§ PROBLEM STATEMENT
Find the lines that hold the word "this" and return them.

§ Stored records
/---

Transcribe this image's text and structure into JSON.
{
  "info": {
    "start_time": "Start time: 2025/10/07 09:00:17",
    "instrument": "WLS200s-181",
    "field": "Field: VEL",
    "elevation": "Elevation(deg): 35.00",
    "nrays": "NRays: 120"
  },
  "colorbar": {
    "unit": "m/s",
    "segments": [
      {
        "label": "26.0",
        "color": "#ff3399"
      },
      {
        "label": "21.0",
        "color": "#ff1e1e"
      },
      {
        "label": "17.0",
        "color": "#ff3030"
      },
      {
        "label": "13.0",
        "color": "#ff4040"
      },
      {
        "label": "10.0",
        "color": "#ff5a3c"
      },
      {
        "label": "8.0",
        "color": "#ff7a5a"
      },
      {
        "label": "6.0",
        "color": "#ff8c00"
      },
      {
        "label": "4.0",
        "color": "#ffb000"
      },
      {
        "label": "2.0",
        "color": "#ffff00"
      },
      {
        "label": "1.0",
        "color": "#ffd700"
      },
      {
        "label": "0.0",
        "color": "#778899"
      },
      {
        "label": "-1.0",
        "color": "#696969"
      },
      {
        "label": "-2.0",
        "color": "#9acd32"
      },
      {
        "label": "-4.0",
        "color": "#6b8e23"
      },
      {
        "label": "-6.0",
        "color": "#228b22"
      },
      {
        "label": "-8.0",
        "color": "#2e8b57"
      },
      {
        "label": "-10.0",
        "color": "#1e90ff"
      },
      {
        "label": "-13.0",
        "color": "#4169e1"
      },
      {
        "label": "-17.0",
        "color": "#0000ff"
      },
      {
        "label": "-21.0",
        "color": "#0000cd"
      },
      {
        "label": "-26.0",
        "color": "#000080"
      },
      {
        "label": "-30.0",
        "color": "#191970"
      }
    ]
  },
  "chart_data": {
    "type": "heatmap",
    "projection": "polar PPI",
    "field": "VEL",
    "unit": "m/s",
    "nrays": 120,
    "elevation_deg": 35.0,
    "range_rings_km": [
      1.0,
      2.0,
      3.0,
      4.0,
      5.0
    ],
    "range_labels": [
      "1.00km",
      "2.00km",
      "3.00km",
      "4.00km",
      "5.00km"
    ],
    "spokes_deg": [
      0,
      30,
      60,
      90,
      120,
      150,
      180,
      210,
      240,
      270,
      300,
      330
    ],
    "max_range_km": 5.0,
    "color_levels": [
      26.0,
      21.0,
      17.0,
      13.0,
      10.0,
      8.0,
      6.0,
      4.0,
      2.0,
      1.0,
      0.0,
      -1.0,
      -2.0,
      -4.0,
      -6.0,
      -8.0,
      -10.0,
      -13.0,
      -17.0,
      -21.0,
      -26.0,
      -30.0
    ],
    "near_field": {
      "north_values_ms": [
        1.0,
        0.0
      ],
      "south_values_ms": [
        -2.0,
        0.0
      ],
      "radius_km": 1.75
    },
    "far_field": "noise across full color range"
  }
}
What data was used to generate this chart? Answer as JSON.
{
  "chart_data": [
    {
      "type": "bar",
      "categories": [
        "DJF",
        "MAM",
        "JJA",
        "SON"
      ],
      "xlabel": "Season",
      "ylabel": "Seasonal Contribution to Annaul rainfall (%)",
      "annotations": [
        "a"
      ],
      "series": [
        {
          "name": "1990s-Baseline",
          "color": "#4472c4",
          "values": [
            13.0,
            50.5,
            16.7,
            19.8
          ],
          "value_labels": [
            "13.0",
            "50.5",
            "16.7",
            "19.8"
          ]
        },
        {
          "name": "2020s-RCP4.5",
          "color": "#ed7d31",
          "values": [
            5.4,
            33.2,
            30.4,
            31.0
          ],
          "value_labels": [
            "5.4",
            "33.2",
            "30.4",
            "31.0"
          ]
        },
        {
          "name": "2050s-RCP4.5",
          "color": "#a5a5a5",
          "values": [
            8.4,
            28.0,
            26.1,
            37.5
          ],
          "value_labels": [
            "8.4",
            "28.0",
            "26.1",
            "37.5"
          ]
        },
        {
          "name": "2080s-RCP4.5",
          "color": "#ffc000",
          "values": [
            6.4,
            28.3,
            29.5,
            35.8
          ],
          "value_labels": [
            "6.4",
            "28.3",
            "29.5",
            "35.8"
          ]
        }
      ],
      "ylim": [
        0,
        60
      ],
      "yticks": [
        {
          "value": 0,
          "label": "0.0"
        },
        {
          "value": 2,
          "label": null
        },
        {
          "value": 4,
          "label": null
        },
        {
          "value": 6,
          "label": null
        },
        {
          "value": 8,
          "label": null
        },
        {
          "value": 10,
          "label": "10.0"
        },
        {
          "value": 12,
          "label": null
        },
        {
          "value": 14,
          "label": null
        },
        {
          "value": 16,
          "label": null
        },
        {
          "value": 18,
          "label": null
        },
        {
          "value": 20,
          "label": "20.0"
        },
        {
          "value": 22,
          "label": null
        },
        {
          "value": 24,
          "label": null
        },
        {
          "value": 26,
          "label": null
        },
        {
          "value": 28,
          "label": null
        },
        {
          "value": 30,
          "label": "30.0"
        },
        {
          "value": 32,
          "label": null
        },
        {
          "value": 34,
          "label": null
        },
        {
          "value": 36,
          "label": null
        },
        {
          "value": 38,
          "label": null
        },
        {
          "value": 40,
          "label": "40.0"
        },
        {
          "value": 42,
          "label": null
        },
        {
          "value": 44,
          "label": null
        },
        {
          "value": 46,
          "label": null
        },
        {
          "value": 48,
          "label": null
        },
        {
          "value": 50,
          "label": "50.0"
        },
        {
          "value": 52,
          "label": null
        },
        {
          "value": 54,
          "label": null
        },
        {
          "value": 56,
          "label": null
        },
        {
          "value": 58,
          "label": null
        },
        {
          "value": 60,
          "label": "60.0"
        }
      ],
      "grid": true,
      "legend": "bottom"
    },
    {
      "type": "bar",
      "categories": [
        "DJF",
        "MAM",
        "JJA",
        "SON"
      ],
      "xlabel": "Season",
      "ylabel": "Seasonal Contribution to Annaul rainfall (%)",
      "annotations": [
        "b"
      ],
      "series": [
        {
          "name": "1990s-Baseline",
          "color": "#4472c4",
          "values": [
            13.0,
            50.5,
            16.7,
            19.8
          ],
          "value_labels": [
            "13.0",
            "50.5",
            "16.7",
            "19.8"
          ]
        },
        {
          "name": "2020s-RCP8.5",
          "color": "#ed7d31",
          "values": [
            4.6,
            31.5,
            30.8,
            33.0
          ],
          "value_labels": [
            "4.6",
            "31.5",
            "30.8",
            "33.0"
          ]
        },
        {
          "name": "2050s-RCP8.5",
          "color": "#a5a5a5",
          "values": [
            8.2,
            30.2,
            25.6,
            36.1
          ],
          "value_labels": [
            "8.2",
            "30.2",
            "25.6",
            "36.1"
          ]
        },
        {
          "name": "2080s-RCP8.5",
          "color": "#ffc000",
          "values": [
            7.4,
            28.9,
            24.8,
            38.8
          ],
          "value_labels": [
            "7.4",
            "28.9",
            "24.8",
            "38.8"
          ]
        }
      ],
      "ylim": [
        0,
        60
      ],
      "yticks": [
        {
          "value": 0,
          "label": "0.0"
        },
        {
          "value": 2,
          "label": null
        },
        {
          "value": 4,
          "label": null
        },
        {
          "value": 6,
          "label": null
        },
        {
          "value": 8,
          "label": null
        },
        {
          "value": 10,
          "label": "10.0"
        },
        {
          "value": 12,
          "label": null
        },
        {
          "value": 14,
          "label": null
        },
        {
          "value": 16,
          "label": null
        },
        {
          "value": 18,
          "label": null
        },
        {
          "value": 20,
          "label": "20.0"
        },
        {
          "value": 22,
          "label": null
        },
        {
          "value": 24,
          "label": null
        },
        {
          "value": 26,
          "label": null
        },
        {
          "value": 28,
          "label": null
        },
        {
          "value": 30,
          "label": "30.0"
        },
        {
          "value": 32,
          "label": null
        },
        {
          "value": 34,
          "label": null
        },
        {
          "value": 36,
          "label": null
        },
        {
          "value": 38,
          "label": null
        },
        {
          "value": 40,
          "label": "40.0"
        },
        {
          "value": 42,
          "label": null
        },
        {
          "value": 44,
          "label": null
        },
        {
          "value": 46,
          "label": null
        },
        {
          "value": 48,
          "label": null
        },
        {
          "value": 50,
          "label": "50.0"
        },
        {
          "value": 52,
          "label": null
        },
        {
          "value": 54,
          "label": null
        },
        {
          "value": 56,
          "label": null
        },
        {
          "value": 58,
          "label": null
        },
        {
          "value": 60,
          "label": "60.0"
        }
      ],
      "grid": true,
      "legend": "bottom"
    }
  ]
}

\---

§ FINAL ANSWER
Transcribe this image's text and structure into JSON.
What data was used to generate this chart? Answer as JSON.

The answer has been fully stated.